§ Exercise: Transcribe every line, keeping it exact.

Start of Data records

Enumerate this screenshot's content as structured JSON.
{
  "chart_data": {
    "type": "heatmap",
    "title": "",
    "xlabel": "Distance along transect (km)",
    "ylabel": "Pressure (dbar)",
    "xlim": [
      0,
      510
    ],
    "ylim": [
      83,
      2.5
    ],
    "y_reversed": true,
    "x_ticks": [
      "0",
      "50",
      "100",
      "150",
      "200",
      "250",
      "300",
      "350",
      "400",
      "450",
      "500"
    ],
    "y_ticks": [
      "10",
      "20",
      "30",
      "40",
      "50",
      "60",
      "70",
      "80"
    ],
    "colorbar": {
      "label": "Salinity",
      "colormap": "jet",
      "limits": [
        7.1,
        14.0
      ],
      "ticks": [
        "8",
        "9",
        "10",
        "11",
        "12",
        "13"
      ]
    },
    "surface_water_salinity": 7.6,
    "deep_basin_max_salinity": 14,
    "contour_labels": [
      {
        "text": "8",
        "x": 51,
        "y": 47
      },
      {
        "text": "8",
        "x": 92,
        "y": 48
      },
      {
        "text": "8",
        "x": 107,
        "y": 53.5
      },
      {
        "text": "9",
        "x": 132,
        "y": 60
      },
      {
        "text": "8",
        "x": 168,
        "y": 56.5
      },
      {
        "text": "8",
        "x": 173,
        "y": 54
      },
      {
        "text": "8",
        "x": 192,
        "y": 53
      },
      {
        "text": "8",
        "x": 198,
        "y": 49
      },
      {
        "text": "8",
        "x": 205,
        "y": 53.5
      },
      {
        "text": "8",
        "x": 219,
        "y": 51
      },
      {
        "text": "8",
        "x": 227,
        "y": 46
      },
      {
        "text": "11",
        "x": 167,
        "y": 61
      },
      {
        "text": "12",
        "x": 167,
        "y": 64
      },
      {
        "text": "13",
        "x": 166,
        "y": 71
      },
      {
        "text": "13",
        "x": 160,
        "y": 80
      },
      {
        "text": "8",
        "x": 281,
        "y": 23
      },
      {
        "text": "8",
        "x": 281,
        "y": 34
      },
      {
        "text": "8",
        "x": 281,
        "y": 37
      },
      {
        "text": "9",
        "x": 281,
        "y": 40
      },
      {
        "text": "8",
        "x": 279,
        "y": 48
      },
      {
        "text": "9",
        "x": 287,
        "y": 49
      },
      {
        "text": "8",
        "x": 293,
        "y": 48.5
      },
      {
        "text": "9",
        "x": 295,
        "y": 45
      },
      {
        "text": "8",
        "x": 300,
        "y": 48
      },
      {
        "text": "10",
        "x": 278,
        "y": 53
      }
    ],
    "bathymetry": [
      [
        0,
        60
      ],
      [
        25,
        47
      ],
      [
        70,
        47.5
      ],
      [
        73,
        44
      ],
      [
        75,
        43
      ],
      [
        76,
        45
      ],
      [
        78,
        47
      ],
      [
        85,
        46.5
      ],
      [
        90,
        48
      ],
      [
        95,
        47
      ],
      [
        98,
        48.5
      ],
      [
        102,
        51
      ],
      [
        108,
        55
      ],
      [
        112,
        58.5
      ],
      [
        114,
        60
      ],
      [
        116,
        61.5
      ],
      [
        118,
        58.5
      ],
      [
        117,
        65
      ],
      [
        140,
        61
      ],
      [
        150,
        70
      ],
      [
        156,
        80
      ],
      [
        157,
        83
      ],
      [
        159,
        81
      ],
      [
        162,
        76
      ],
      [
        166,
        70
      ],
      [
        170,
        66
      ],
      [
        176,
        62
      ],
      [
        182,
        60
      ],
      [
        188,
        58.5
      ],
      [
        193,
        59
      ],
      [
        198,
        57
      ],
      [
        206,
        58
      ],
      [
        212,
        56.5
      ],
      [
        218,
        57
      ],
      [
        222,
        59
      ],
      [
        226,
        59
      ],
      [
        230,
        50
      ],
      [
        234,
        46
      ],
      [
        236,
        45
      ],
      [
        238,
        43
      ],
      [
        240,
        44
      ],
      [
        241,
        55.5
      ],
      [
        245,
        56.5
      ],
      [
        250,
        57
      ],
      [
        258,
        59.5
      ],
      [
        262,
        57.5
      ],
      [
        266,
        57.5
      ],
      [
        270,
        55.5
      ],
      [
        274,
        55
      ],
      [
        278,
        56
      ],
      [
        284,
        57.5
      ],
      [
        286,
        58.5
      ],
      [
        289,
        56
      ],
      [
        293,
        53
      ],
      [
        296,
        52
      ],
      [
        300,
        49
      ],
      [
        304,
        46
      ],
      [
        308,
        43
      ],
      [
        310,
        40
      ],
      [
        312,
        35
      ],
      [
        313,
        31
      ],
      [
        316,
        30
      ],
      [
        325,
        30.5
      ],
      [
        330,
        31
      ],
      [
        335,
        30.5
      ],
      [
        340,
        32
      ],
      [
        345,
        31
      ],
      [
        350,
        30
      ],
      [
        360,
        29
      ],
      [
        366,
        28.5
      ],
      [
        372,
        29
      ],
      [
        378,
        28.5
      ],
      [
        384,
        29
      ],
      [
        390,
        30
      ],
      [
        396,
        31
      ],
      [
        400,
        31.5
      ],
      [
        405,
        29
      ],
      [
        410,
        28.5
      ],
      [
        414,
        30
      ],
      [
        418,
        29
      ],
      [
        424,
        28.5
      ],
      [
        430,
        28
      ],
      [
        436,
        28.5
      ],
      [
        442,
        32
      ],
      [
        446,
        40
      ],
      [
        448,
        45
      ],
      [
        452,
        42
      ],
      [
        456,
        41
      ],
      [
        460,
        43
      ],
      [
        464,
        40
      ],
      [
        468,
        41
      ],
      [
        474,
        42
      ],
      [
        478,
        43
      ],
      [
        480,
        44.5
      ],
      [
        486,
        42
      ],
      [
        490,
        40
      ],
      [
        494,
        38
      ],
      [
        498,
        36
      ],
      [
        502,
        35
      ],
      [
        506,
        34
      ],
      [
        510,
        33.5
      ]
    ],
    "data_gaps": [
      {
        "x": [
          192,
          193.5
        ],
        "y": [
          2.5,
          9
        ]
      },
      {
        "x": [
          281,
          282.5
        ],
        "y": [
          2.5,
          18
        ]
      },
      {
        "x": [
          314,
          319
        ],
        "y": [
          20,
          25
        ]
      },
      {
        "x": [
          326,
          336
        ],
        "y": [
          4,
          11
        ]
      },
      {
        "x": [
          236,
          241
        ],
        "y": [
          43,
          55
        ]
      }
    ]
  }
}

End of Data records

§ Reply:
Enumerate this screenshot's content as structured JSON.
{
  "chart_data": {
    "type": "heatmap",
    "title": "",
    "xlabel": "Distance along transect (km)",
    "ylabel": "Pressure (dbar)",
    "xlim": [
      0,
      510
    ],
    "ylim": [
      83,
      2.5
    ],
    "y_reversed": true,
    "x_ticks": [
      "0",
      "50",
      "100",
      "150",
      "200",
      "250",
      "300",
      "350",
      "400",
      "450",
      "500"
    ],
    "y_ticks": [
      "10",
      "20",
      "30",
      "40",
      "50",
      "60",
      "70",
      "80"
    ],
    "colorbar": {
      "label": "Salinity",
      "colormap": "jet",
      "limits": [
        7.1,
        14.0
      ],
      "ticks": [
        "8",
        "9",
        "10",
        "11",
        "12",
        "13"
      ]
    },
    "surface_water_salinity": 7.6,
    "deep_basin_max_salinity": 14,
    "contour_labels": [
      {
        "text": "8",
        "x": 51,
        "y": 47
      },
      {
        "text": "8",
        "x": 92,
        "y": 48
      },
      {
        "text": "8",
        "x": 107,
        "y": 53.5
      },
      {
        "text": "9",
        "x": 132,
        "y": 60
      },
      {
        "text": "8",
        "x": 168,
        "y": 56.5
      },
      {
        "text": "8",
        "x": 173,
        "y": 54
      },
      {
        "text": "8",
        "x": 192,
        "y": 53
      },
      {
        "text": "8",
        "x": 198,
        "y": 49
      },
      {
        "text": "8",
        "x": 205,
        "y": 53.5
      },
      {
        "text": "8",
        "x": 219,
        "y": 51
      },
      {
        "text": "8",
        "x": 227,
        "y": 46
      },
      {
        "text": "11",
        "x": 167,
        "y": 61
      },
      {
        "text": "12",
        "x": 167,
        "y": 64
      },
      {
        "text": "13",
        "x": 166,
        "y": 71
      },
      {
        "text": "13",
        "x": 160,
        "y": 80
      },
      {
        "text": "8",
        "x": 281,
        "y": 23
      },
      {
        "text": "8",
        "x": 281,
        "y": 34
      },
      {
        "text": "8",
        "x": 281,
        "y": 37
      },
      {
        "text": "9",
        "x": 281,
        "y": 40
      },
      {
        "text": "8",
        "x": 279,
        "y": 48
      },
      {
        "text": "9",
        "x": 287,
        "y": 49
      },
      {
        "text": "8",
        "x": 293,
        "y": 48.5
      },
      {
        "text": "9",
        "x": 295,
        "y": 45
      },
      {
        "text": "8",
        "x": 300,
        "y": 48
      },
      {
        "text": "10",
        "x": 278,
        "y": 53
      }
    ],
    "bathymetry": [
      [
        0,
        60
      ],
      [
        25,
        47
      ],
      [
        70,
        47.5
      ],
      [
        73,
        44
      ],
      [
        75,
        43
      ],
      [
        76,
        45
      ],
      [
        78,
        47
      ],
      [
        85,
        46.5
      ],
      [
        90,
        48
      ],
      [
        95,
        47
      ],
      [
        98,
        48.5
      ],
      [
        102,
        51
      ],
      [
        108,
        55
      ],
      [
        112,
        58.5
      ],
      [
        114,
        60
      ],
      [
        116,
        61.5
      ],
      [
        118,
        58.5
      ],
      [
        117,
        65
      ],
      [
        140,
        61
      ],
      [
        150,
        70
      ],
      [
        156,
        80
      ],
      [
        157,
        83
      ],
      [
        159,
        81
      ],
      [
        162,
        76
      ],
      [
        166,
        70
      ],
      [
        170,
        66
      ],
      [
        176,
        62
      ],
      [
        182,
        60
      ],
      [
        188,
        58.5
      ],
      [
        193,
        59
      ],
      [
        198,
        57
      ],
      [
        206,
        58
      ],
      [
        212,
        56.5
      ],
      [
        218,
        57
      ],
      [
        222,
        59
      ],
      [
        226,
        59
      ],
      [
        230,
        50
      ],
      [
        234,
        46
      ],
      [
        236,
        45
      ],
      [
        238,
        43
      ],
      [
        240,
        44
      ],
      [
        241,
        55.5
      ],
      [
        245,
        56.5
      ],
      [
        250,
        57
      ],
      [
        258,
        59.5
      ],
      [
        262,
        57.5
      ],
      [
        266,
        57.5
      ],
      [
        270,
        55.5
      ],
      [
        274,
        55
      ],
      [
        278,
        56
      ],
      [
        284,
        57.5
      ],
      [
        286,
        58.5
      ],
      [
        289,
        56
      ],
      [
        293,
        53
      ],
      [
        296,
        52
      ],
      [
        300,
        49
      ],
      [
        304,
        46
      ],
      [
        308,
        43
      ],
      [
        310,
        40
      ],
      [
        312,
        35
      ],
      [
        313,
        31
      ],
      [
        316,
        30
      ],
      [
        325,
        30.5
      ],
      [
        330,
        31
      ],
      [
        335,
        30.5
      ],
      [
        340,
        32
      ],
      [
        345,
        31
      ],
      [
        350,
        30
      ],
      [
        360,
        29
      ],
      [
        366,
        28.5
      ],
      [
        372,
        29
      ],
      [
        378,
        28.5
      ],
      [
        384,
        29
      ],
      [
        390,
        30
      ],
      [
        396,
        31
      ],
      [
        400,
        31.5
      ],
      [
        405,
        29
      ],
      [
        410,
        28.5
      ],
      [
        414,
        30
      ],
      [
        418,
        29
      ],
      [
        424,
        28.5
      ],
      [
        430,
        28
      ],
      [
        436,
        28.5
      ],
      [
        442,
        32
      ],
      [
        446,
        40
      ],
      [
        448,
        45
      ],
      [
        452,
        42
      ],
      [
        456,
        41
      ],
      [
        460,
        43
      ],
      [
        464,
        40
      ],
      [
        468,
        41
      ],
      [
        474,
        42
      ],
      [
        478,
        43
      ],
      [
        480,
        44.5
      ],
      [
        486,
        42
      ],
      [
        490,
        40
      ],
      [
        494,
        38
      ],
      [
        498,
        36
      ],
      [
        502,
        35
      ],
      [
        506,
        34
      ],
      [
        510,
        33.5
      ]
    ],
    "data_gaps": [
      {
        "x": [
          192,
          193.5
        ],
        "y": [
          2.5,
          9
        ]
      },
      {
        "x": [
          281,
          282.5
        ],
        "y": [
          2.5,
          18
        ]
      },
      {
        "x": [
          314,
          319
        ],
        "y": [
          20,
          25
        ]
      },
      {
        "x": [
          326,
          336
        ],
        "y": [
          4,
          11
        ]
      },
      {
        "x": [
          236,
          241
        ],
        "y": [
          43,
          55
        ]
      }
    ]
  }
}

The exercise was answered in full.